__What you should do__. Return each line holding the string "chevron".

__Given data__.

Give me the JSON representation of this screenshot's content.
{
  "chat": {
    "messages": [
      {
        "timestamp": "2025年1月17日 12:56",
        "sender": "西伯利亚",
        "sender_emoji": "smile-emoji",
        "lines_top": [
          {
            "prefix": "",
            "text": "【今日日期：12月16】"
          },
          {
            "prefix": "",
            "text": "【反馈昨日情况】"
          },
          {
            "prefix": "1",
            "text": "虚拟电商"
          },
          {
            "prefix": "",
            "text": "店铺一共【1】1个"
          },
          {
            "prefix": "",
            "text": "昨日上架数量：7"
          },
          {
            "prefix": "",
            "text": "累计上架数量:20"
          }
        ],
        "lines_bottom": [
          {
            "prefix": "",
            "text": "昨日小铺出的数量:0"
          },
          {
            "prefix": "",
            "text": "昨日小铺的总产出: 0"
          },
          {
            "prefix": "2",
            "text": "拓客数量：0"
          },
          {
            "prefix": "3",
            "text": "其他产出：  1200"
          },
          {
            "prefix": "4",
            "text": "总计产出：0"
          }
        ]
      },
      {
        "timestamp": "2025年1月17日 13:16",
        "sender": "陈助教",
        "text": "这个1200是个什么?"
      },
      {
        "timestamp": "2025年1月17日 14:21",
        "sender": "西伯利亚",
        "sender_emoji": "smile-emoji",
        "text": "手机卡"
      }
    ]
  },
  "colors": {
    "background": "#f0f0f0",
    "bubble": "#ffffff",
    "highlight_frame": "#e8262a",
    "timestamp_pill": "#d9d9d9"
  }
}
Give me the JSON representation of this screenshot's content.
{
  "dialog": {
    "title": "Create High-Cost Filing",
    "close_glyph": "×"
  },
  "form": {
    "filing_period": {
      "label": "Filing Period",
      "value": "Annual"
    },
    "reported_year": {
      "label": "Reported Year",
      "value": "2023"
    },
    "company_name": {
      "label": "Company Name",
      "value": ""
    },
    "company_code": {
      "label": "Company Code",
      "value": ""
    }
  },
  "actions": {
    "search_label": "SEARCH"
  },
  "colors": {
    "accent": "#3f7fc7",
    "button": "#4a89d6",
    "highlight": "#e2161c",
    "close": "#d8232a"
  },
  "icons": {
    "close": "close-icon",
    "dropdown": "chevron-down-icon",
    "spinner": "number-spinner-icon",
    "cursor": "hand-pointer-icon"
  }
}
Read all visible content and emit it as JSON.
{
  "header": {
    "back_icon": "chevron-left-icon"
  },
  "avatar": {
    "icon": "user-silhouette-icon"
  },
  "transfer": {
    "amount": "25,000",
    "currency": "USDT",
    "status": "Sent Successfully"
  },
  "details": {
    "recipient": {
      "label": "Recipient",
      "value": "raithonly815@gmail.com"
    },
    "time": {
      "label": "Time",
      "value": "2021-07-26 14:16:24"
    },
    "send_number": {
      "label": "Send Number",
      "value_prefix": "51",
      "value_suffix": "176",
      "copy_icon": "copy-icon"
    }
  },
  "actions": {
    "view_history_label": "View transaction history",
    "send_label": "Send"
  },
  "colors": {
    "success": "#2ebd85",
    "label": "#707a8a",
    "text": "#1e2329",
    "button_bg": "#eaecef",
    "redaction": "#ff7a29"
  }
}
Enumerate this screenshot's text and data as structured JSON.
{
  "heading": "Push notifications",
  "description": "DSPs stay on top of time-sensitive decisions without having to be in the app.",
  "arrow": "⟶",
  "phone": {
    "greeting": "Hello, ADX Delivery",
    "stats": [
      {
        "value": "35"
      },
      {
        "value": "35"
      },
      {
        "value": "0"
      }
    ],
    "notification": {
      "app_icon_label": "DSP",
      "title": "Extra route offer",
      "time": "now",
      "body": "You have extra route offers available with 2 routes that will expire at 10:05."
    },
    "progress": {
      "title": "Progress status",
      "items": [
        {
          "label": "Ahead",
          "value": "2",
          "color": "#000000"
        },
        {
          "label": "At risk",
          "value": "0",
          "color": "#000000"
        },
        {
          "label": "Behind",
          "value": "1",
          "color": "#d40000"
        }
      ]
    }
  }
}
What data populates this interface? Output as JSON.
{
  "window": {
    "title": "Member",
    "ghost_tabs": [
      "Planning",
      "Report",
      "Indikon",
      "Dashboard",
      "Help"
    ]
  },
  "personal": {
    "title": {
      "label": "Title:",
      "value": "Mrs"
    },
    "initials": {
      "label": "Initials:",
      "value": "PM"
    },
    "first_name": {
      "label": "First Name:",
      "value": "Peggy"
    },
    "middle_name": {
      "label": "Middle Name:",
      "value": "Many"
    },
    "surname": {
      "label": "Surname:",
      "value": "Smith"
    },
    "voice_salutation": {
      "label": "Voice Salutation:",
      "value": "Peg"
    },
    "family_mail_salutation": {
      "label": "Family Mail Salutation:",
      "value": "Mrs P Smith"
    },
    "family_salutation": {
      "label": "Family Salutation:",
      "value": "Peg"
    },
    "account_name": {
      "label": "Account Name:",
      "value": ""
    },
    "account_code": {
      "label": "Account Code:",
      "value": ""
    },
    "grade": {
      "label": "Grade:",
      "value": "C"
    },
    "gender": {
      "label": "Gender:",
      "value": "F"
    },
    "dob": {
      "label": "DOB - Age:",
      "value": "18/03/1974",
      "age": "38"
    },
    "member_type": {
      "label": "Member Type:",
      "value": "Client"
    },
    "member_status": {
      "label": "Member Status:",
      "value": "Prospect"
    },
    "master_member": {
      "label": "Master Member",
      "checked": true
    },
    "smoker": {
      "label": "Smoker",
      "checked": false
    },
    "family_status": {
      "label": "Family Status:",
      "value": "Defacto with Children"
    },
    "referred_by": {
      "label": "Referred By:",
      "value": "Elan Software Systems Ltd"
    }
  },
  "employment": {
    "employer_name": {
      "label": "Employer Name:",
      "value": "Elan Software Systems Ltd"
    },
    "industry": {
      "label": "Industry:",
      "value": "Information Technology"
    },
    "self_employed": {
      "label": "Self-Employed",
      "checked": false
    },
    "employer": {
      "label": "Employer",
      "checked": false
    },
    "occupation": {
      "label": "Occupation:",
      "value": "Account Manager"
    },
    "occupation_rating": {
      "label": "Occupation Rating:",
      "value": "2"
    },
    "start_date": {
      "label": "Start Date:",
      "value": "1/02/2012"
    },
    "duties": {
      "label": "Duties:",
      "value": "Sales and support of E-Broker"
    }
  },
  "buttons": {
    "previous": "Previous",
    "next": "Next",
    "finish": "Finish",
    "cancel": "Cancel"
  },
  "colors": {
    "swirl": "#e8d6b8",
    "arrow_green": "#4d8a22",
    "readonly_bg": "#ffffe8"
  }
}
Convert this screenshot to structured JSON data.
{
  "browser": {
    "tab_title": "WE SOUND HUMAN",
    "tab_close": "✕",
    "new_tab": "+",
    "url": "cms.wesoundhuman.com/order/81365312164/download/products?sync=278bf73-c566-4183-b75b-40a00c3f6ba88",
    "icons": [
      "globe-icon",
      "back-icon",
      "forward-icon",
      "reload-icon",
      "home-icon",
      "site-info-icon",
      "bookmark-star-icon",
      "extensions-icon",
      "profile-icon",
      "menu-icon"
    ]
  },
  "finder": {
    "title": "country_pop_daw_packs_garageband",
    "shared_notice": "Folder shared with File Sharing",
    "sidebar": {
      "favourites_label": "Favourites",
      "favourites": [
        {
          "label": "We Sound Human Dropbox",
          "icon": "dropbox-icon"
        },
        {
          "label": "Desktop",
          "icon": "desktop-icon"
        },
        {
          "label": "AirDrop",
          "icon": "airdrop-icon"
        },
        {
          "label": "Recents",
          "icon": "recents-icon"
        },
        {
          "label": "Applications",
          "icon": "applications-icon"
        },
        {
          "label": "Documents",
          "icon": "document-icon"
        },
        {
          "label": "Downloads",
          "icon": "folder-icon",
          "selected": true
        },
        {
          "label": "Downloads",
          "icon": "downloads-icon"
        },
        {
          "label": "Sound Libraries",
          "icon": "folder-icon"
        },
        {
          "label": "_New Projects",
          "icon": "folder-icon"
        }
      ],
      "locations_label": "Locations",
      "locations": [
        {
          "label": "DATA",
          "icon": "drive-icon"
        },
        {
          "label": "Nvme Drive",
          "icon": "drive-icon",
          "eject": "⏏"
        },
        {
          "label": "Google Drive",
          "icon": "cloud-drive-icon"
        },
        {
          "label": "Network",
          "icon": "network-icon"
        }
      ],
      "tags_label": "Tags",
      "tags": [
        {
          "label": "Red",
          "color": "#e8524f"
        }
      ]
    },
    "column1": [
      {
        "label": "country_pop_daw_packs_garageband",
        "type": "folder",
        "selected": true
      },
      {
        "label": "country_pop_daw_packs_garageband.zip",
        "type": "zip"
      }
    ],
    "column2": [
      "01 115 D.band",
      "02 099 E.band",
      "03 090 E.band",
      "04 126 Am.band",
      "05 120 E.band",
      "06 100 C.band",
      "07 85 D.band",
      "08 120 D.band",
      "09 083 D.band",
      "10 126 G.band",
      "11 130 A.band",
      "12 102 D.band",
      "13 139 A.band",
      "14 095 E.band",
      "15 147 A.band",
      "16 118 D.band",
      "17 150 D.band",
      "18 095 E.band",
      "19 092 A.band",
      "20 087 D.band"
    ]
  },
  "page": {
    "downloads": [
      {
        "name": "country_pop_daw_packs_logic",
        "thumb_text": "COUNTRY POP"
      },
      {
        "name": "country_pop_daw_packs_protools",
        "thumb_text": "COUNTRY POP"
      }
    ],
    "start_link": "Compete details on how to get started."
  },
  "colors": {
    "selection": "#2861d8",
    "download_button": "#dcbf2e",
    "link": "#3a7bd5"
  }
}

__The completed task__.
    "dropdown": "chevron-down-icon",
    "back_icon": "chevron-left-icon"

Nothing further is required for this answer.